取り組む設問 →
- A) FX業者の利益の仕組みを説明した本文のうち、「100円でドルを仕入れて、100.01円で顧客に売れば、0.01円の利益です。」を含む語句で始まり「ればその分利益に繋がります。」で終わる部分を、「インターバンク」を「銀行間市場」に入れ替えて書き直してください。
- B) FX業者の利益の仕組みを説明した本文の続きを、最後の文のあとから書き足す。

なぜFX業者は手数料を無料にできるのか?

最近では手数料無料の業者が増えています。
以前は、手数料無料というと珍しかったのですが、今では手数料無料が当たり前のようになってきています。

利用者にとっては嬉しいことですが、なぜ手数料無料でやっていけるのでしょう?
FX業者もボランティアで運営しているわけではありませんので、利益がないと会社として存続することは出来ません。
どこかで、利益を獲得しているはずです。

ここでは、FX業者の利益のカラクリについて説明していきます。

FX業者の利益について

FX業者の利益の説明の前に、まず八百屋の利益について考えてみましょう。
カラクリは同じようなものです。

りんごを100円で仕入れて、顧客に110円で売ったとします。
この場合、10円の利益になります。
このように八百屋は、物を売買した差益から利益を生み出しています。

FX業者もこのカラクリと同じです。
通貨を売買した差益から利益を生み出しています。

顧客がドルを買いたいと言ったら、インターバンクからドルを仕入れてきて顧客に売ります。
100円でドルを仕入れて、100.01円で顧客に売れば、0.01円の利益です。

顧客がドルを売る場合も同じで、インターバンクにドルを売って100円になるのであれば、顧客から99.99円で買い取れば、0.01円の利益です。
つまり、手数料で利益を狙わなくても、顧客との取引金額を調整することによって利益を獲得することが出来るのです。
スワップ金利も同様に、FX業者は利益分を徴収しています。

FX業者にとってみれば、大きな金額での取引を行ってくれればその分利益に繋がります。
高倍率のレバレッジを設定できる業者は多いですが、FX業者にとっても高レバレッジで取引金額を大きくしてくれれば、それだけ利益に繋がるのです。

スプレッドについて

買値と売値の差分のことを「スプレッド」と言います。
買値が100.01円で売値が99.99であれば、スプレッドは「買値(100.01円)- 売値(99.99円)= 2銭(0.02円)」となります。
なお、スプレッドの金額については、「高い」「低い」という言い方はせず、「広い」「狭い」と一般的には言われていますので、当サイトでもその表現を行います。

スプレッドが広いほど、FX業者が利益を抜いてるということになります。

参考資料 →
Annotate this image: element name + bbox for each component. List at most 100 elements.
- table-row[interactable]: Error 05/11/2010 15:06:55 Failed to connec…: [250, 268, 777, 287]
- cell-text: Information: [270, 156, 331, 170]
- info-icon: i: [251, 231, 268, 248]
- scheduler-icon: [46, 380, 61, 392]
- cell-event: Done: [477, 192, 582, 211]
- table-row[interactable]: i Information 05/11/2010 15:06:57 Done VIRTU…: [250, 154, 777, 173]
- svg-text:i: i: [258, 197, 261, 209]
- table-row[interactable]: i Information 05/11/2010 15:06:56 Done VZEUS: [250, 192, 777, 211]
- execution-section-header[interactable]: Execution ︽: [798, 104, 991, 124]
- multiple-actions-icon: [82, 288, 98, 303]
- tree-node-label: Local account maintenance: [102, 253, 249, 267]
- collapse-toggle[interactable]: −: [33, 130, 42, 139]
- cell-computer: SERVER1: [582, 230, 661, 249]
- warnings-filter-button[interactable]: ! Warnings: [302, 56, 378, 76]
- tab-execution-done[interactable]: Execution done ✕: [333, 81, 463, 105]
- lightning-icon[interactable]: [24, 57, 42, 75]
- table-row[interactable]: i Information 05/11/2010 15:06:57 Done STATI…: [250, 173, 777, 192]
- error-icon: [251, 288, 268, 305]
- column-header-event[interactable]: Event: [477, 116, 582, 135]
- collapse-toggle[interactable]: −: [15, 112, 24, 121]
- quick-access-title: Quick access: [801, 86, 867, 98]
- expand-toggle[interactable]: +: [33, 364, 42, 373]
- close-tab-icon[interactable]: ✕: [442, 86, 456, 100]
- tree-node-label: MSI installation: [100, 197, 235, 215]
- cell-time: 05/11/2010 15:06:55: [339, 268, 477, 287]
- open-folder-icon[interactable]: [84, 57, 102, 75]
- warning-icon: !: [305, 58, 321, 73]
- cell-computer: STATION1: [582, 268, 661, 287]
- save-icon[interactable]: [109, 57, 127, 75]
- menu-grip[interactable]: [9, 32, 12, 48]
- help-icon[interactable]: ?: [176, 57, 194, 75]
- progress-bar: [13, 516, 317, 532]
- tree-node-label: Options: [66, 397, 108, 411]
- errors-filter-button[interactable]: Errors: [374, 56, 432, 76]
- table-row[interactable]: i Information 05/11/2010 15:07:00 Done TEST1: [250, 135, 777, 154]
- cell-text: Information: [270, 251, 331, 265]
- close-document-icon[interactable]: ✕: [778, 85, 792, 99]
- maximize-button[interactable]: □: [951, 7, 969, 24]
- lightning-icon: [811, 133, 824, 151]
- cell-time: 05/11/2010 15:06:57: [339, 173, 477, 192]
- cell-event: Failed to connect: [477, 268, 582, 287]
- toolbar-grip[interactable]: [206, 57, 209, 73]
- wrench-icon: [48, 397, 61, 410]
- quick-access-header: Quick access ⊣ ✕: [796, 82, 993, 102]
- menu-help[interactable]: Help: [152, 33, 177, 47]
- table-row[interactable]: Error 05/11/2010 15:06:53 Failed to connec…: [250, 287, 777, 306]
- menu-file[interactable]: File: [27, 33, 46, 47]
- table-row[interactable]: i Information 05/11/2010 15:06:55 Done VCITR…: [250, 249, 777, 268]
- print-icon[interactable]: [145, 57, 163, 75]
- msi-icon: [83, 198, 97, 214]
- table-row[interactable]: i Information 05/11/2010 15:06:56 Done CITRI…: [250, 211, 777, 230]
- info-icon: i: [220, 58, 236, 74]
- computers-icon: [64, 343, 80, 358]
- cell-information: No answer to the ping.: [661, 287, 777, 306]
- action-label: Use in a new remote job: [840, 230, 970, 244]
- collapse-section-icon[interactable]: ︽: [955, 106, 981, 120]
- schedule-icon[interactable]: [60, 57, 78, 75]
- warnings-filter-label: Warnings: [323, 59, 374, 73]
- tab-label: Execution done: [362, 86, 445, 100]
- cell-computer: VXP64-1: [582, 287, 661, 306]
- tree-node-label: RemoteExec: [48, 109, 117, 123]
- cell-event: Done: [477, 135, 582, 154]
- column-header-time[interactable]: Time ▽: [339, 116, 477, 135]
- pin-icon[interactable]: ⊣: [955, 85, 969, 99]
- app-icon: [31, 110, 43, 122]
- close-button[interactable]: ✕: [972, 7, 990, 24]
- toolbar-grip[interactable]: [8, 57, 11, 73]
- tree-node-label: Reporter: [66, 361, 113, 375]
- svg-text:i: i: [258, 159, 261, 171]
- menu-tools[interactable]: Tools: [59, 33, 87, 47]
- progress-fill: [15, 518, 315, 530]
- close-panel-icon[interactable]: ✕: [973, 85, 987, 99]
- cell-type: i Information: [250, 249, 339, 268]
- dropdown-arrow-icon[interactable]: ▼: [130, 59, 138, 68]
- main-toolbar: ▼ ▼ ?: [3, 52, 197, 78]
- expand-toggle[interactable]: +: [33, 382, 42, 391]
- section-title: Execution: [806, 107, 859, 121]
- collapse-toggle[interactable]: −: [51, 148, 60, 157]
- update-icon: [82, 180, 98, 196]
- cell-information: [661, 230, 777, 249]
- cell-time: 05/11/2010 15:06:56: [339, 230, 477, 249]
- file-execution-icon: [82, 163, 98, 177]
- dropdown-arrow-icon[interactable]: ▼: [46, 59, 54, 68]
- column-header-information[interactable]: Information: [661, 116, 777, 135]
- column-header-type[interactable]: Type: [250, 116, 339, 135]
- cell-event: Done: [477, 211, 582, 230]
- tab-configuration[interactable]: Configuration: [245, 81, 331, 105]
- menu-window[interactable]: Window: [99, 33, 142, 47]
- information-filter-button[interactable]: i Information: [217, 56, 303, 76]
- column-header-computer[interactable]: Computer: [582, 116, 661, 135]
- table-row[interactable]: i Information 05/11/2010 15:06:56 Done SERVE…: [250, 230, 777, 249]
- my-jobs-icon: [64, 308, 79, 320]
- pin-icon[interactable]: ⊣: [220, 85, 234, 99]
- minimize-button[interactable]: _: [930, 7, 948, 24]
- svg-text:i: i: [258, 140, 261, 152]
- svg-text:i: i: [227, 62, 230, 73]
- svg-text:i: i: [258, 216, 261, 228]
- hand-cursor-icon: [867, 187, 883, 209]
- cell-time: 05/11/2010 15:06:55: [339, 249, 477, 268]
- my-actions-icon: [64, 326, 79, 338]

解答欄 →
- A)
100円でドルを仕入れて、100.01円で顧客に売れば、0.01円の利益です。

顧客がドルを売る場合も同じで、銀行間市場にドルを売って100円になるのであれば、顧客から99.99円で買い取れば、0.01円の利益です。
つまり、手数料で利益を狙わなくても、顧客との取引金額を調整することによって利益を獲得することが出来るのです。
スワップ金利も同様に、FX業者は利益分を徴収しています。

FX業者にとってみれば、大きな金額での取引を行ってくれればその分利益に繋がります。

- B)
反対に、スプレッドが狭いほどFX業者の利益は少ない、利用者にとってはコストが減る、ということになります。

スプレッドは、ここ最近ではどんどん狭くなってきています。
以前は、もっと広かったのですが、最近では1銭の業者も存在するようになってきました。
FX業者の数も増えましたし、価格競争になっているのでしょう。

取引コストは「手数料 + スプレッド」で考える

手数料は、利用者にとっては、無いほうが望ましいです。
しかし、手数料無料だけで、低コストだと判断するのはまだ早いです。

スプレッドもコストの一部です。
買値と売値は同じではありませんので、1ドル=100円で買って、即売ったとしても100円では売れません。
99.99円、99.98円というように値段は若干下がります。

つまり、取引を行った時点で、マイナスからスタートしているわけですので、取引コストを考えるときは「手数料 + スプレッド」で考えるべきです。

参考に、コストについて計算してみましょう。

<手数料無料、スプレッド4銭>(1万通貨の取引)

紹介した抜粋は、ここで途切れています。